## DIRECTIVE
Will you print the material below without altering a single character?

## RECORDS FOR THE TASK
──────────

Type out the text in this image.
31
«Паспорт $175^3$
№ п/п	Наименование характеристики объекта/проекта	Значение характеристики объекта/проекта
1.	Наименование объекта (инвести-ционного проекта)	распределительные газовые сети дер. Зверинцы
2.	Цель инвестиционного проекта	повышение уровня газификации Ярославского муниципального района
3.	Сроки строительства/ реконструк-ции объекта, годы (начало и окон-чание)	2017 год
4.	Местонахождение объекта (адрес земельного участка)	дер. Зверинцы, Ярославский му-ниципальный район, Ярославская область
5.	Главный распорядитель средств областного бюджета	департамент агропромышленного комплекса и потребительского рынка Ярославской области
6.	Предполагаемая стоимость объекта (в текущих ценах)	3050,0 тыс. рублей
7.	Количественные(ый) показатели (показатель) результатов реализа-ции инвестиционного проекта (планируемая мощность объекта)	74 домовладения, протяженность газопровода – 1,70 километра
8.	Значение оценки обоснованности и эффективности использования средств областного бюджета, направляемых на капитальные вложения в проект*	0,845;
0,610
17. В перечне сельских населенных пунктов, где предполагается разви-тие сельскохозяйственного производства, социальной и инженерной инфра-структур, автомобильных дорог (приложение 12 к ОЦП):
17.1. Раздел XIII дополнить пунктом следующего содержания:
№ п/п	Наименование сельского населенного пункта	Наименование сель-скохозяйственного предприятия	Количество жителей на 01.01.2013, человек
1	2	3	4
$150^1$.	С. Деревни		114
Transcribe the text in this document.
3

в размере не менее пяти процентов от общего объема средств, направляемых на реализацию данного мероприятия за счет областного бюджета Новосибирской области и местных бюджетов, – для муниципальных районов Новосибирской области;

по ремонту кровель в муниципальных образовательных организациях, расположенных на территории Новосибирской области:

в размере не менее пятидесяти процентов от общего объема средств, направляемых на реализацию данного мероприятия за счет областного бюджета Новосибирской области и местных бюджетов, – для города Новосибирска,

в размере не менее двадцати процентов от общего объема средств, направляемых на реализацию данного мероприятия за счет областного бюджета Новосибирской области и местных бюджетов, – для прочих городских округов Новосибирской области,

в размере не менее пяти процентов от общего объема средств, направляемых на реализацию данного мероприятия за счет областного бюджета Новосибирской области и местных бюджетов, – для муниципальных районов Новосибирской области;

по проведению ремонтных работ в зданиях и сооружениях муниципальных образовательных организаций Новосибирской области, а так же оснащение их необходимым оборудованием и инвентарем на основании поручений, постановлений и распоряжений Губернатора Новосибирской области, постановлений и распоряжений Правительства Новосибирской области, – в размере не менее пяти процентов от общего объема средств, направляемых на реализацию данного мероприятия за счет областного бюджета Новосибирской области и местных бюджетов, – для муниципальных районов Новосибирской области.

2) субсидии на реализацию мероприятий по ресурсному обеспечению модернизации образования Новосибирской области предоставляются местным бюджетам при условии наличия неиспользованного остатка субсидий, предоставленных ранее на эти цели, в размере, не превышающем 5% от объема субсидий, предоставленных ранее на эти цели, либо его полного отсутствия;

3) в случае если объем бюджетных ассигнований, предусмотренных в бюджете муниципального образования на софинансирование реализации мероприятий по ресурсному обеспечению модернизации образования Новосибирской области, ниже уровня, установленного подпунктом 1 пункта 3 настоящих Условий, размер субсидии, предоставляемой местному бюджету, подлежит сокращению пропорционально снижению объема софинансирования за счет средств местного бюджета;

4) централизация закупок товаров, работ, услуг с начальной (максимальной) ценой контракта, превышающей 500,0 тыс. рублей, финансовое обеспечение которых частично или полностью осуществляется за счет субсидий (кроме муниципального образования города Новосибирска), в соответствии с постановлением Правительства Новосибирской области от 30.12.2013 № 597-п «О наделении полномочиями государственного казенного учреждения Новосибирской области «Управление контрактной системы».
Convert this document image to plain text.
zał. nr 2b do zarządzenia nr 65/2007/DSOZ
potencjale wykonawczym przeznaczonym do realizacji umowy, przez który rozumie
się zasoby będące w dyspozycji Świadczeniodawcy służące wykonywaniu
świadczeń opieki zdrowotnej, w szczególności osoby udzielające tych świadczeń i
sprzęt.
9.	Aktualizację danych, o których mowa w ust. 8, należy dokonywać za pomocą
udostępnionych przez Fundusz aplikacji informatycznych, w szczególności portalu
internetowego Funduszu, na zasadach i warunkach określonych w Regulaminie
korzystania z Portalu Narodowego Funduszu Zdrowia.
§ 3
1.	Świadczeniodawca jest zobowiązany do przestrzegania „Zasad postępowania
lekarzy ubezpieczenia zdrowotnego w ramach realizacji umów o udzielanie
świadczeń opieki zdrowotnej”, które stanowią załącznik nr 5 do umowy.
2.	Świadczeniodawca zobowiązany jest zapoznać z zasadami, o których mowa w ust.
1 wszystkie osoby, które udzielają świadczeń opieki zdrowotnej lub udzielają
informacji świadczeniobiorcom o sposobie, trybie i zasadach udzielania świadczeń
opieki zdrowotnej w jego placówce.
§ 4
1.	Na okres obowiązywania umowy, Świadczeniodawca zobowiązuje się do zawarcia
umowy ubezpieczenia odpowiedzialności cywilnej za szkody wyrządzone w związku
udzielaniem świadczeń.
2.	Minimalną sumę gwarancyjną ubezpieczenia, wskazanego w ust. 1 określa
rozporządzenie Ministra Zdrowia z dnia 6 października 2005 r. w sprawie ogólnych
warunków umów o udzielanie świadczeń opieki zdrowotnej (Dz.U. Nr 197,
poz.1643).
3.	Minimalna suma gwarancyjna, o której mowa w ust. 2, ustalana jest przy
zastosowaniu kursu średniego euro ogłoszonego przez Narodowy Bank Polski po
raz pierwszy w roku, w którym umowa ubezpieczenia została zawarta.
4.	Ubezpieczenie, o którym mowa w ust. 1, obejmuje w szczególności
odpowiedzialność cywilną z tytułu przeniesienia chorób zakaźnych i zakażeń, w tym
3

──────────

## FINISHED ANSWER
Type out the text in this image.
31
«Паспорт $175^3$
№ п/п	Наименование характеристики объекта/проекта	Значение характеристики объекта/проекта
1.	Наименование объекта (инвести-ционного проекта)	распределительные газовые сети дер. Зверинцы
2.	Цель инвестиционного проекта	повышение уровня газификации Ярославского муниципального района
3.	Сроки строительства/ реконструк-ции объекта, годы (начало и окон-чание)	2017 год
4.	Местонахождение объекта (адрес земельного участка)	дер. Зверинцы, Ярославский му-ниципальный район, Ярославская область
5.	Главный распорядитель средств областного бюджета	департамент агропромышленного комплекса и потребительского рынка Ярославской области
6.	Предполагаемая стоимость объекта (в текущих ценах)	3050,0 тыс. рублей
7.	Количественные(ый) показатели (показатель) результатов реализа-ции инвестиционного проекта (планируемая мощность объекта)	74 домовладения, протяженность газопровода – 1,70 километра
8.	Значение оценки обоснованности и эффективности использования средств областного бюджета, направляемых на капитальные вложения в проект*	0,845;
0,610
17. В перечне сельских населенных пунктов, где предполагается разви-тие сельскохозяйственного производства, социальной и инженерной инфра-структур, автомобильных дорог (приложение 12 к ОЦП):
17.1. Раздел XIII дополнить пунктом следующего содержания:
№ п/п	Наименование сельского населенного пункта	Наименование сель-скохозяйственного предприятия	Количество жителей на 01.01.2013, человек
1	2	3	4
$150^1$.	С. Деревни		114
Transcribe the text in this document.
3

в размере не менее пяти процентов от общего объема средств, направляемых на реализацию данного мероприятия за счет областного бюджета Новосибирской области и местных бюджетов, – для муниципальных районов Новосибирской области;

по ремонту кровель в муниципальных образовательных организациях, расположенных на территории Новосибирской области:

в размере не менее пятидесяти процентов от общего объема средств, направляемых на реализацию данного мероприятия за счет областного бюджета Новосибирской области и местных бюджетов, – для города Новосибирска,

в размере не менее двадцати процентов от общего объема средств, направляемых на реализацию данного мероприятия за счет областного бюджета Новосибирской области и местных бюджетов, – для прочих городских округов Новосибирской области,

в размере не менее пяти процентов от общего объема средств, направляемых на реализацию данного мероприятия за счет областного бюджета Новосибирской области и местных бюджетов, – для муниципальных районов Новосибирской области;

по проведению ремонтных работ в зданиях и сооружениях муниципальных образовательных организаций Новосибирской области, а так же оснащение их необходимым оборудованием и инвентарем на основании поручений, постановлений и распоряжений Губернатора Новосибирской области, постановлений и распоряжений Правительства Новосибирской области, – в размере не менее пяти процентов от общего объема средств, направляемых на реализацию данного мероприятия за счет областного бюджета Новосибирской области и местных бюджетов, – для муниципальных районов Новосибирской области.

2) субсидии на реализацию мероприятий по ресурсному обеспечению модернизации образования Новосибирской области предоставляются местным бюджетам при условии наличия неиспользованного остатка субсидий, предоставленных ранее на эти цели, в размере, не превышающем 5% от объема субсидий, предоставленных ранее на эти цели, либо его полного отсутствия;

3) в случае если объем бюджетных ассигнований, предусмотренных в бюджете муниципального образования на софинансирование реализации мероприятий по ресурсному обеспечению модернизации образования Новосибирской области, ниже уровня, установленного подпунктом 1 пункта 3 настоящих Условий, размер субсидии, предоставляемой местному бюджету, подлежит сокращению пропорционально снижению объема софинансирования за счет средств местного бюджета;

4) централизация закупок товаров, работ, услуг с начальной (максимальной) ценой контракта, превышающей 500,0 тыс. рублей, финансовое обеспечение которых частично или полностью осуществляется за счет субсидий (кроме муниципального образования города Новосибирска), в соответствии с постановлением Правительства Новосибирской области от 30.12.2013 № 597-п «О наделении полномочиями государственного казенного учреждения Новосибирской области «Управление контрактной системы».
Convert this document image to plain text.
zał. nr 2b do zarządzenia nr 65/2007/DSOZ
potencjale wykonawczym przeznaczonym do realizacji umowy, przez który rozumie
się zasoby będące w dyspozycji Świadczeniodawcy służące wykonywaniu
świadczeń opieki zdrowotnej, w szczególności osoby udzielające tych świadczeń i
sprzęt.
9.	Aktualizację danych, o których mowa w ust. 8, należy dokonywać za pomocą
udostępnionych przez Fundusz aplikacji informatycznych, w szczególności portalu
internetowego Funduszu, na zasadach i warunkach określonych w Regulaminie
korzystania z Portalu Narodowego Funduszu Zdrowia.
§ 3
1.	Świadczeniodawca jest zobowiązany do przestrzegania „Zasad postępowania
lekarzy ubezpieczenia zdrowotnego w ramach realizacji umów o udzielanie
świadczeń opieki zdrowotnej”, które stanowią załącznik nr 5 do umowy.
2.	Świadczeniodawca zobowiązany jest zapoznać z zasadami, o których mowa w ust.
1 wszystkie osoby, które udzielają świadczeń opieki zdrowotnej lub udzielają
informacji świadczeniobiorcom o sposobie, trybie i zasadach udzielania świadczeń
opieki zdrowotnej w jego placówce.
§ 4
1.	Na okres obowiązywania umowy, Świadczeniodawca zobowiązuje się do zawarcia
umowy ubezpieczenia odpowiedzialności cywilnej za szkody wyrządzone w związku
udzielaniem świadczeń.
2.	Minimalną sumę gwarancyjną ubezpieczenia, wskazanego w ust. 1 określa
rozporządzenie Ministra Zdrowia z dnia 6 października 2005 r. w sprawie ogólnych
warunków umów o udzielanie świadczeń opieki zdrowotnej (Dz.U. Nr 197,
poz.1643).
3.	Minimalna suma gwarancyjna, o której mowa w ust. 2, ustalana jest przy
zastosowaniu kursu średniego euro ogłoszonego przez Narodowy Bank Polski po
raz pierwszy w roku, w którym umowa ubezpieczenia została zawarta.
4.	Ubezpieczenie, o którym mowa w ust. 1, obejmuje w szczególności
odpowiedzialność cywilną z tytułu przeniesienia chorób zakaźnych i zakażeń, w tym
3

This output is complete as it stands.